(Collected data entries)
[Begin]

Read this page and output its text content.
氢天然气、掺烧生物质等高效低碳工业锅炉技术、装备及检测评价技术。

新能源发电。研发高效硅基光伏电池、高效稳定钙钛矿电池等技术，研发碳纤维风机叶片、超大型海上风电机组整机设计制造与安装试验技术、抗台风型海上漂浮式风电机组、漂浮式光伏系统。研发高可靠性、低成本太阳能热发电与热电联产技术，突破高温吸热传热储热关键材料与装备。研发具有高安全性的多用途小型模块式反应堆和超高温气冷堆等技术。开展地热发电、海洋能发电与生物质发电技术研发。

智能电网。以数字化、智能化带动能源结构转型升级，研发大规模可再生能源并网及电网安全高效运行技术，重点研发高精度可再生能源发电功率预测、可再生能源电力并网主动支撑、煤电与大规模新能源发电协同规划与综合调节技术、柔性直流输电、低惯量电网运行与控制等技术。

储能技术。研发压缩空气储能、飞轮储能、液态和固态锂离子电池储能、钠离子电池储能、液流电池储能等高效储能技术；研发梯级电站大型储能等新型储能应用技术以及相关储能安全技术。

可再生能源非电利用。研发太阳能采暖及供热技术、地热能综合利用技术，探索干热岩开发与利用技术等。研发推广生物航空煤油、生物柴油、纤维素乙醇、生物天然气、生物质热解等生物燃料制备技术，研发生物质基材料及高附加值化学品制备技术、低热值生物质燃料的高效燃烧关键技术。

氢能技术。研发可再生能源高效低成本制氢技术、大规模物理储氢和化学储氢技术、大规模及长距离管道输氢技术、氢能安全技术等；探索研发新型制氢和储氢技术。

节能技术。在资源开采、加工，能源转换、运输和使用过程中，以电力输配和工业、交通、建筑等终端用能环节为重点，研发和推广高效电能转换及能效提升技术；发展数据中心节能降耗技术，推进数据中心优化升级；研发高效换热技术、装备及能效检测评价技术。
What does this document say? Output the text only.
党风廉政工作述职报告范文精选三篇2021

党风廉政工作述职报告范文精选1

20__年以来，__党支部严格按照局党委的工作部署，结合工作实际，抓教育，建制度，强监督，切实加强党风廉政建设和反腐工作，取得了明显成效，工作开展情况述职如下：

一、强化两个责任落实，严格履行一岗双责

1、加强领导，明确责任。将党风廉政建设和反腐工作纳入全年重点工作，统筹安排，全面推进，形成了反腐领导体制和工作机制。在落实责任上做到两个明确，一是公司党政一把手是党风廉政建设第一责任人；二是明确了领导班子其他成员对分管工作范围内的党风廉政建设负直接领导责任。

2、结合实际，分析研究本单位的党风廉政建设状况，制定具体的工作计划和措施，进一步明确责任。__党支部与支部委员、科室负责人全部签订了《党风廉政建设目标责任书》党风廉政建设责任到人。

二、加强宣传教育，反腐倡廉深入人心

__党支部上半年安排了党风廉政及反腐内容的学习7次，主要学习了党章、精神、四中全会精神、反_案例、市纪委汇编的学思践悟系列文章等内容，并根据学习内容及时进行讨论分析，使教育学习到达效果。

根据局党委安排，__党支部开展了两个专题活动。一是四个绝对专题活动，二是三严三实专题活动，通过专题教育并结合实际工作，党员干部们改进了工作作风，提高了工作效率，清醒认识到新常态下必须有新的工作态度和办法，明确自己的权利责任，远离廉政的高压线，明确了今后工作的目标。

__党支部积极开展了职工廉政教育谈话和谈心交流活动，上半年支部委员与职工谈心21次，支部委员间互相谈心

[End]
[Begin]

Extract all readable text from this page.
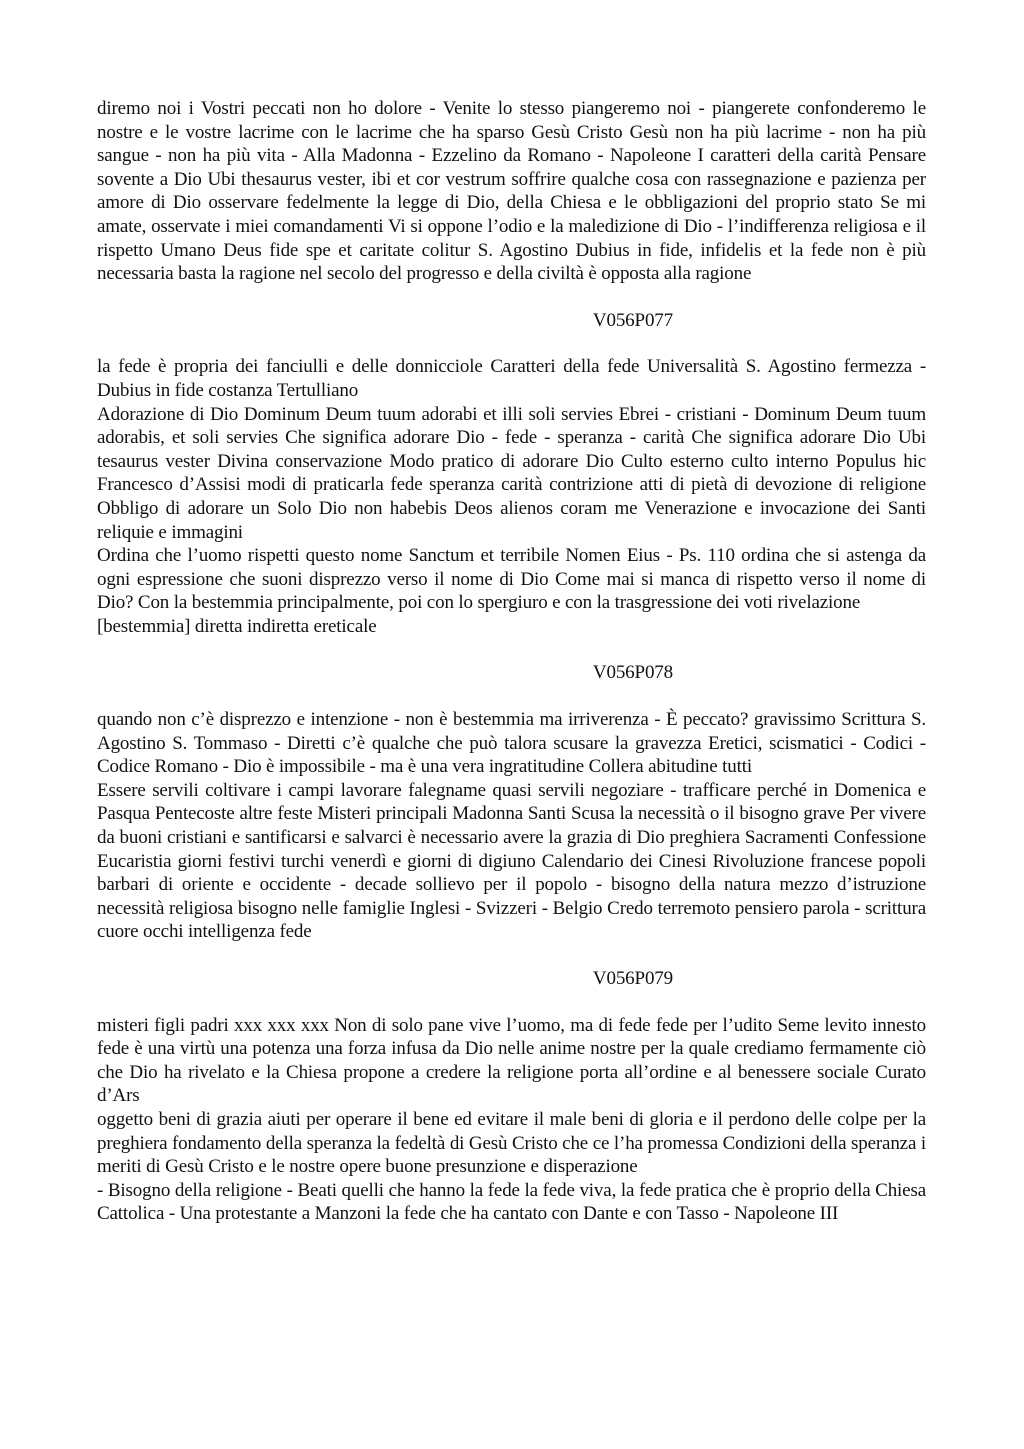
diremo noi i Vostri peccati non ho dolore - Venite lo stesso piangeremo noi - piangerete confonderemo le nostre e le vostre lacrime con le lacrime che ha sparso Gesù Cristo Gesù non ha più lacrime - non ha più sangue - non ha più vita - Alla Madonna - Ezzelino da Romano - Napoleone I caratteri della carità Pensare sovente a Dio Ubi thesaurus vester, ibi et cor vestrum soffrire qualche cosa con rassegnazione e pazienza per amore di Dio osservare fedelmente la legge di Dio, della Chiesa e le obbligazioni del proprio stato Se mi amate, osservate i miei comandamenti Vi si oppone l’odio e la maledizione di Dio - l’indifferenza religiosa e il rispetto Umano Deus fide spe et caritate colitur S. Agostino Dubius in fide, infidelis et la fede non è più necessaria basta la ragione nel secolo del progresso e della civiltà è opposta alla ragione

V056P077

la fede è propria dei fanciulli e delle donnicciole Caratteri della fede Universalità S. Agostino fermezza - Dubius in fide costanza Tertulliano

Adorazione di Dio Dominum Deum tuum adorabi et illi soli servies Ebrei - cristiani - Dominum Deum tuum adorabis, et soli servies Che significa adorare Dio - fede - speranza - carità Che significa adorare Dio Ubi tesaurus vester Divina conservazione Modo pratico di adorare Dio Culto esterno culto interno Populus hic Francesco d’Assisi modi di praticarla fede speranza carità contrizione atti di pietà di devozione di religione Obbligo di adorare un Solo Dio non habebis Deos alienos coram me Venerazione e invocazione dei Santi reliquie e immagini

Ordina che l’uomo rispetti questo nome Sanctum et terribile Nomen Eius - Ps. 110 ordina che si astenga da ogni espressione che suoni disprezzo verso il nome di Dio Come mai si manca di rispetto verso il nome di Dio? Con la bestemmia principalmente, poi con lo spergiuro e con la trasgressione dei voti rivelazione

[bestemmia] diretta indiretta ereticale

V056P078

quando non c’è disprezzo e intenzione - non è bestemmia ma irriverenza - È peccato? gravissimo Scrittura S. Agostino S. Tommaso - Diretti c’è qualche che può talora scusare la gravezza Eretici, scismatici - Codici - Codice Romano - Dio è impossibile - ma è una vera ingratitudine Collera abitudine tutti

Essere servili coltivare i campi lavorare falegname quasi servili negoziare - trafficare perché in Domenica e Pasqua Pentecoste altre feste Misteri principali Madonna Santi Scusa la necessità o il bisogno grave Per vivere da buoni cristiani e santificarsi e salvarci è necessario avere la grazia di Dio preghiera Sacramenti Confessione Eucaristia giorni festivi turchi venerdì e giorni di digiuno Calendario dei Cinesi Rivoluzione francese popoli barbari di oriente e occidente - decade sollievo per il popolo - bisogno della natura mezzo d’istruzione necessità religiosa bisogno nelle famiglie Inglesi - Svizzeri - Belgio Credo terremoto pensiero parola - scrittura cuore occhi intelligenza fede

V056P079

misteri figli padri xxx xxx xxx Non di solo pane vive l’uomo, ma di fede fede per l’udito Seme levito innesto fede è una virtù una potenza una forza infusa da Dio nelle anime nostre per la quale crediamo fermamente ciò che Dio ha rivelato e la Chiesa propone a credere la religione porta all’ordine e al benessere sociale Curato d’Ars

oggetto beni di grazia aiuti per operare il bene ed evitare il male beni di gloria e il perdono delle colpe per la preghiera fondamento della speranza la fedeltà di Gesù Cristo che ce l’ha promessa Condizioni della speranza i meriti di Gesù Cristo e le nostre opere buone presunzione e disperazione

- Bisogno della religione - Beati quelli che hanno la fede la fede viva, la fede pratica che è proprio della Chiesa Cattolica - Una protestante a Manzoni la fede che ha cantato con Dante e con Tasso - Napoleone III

[End]

Search the lines above for the string "text", then show every one that has it.

Read this page and output its text content.
What does this document say? Output the text only.
Extract all readable text from this page.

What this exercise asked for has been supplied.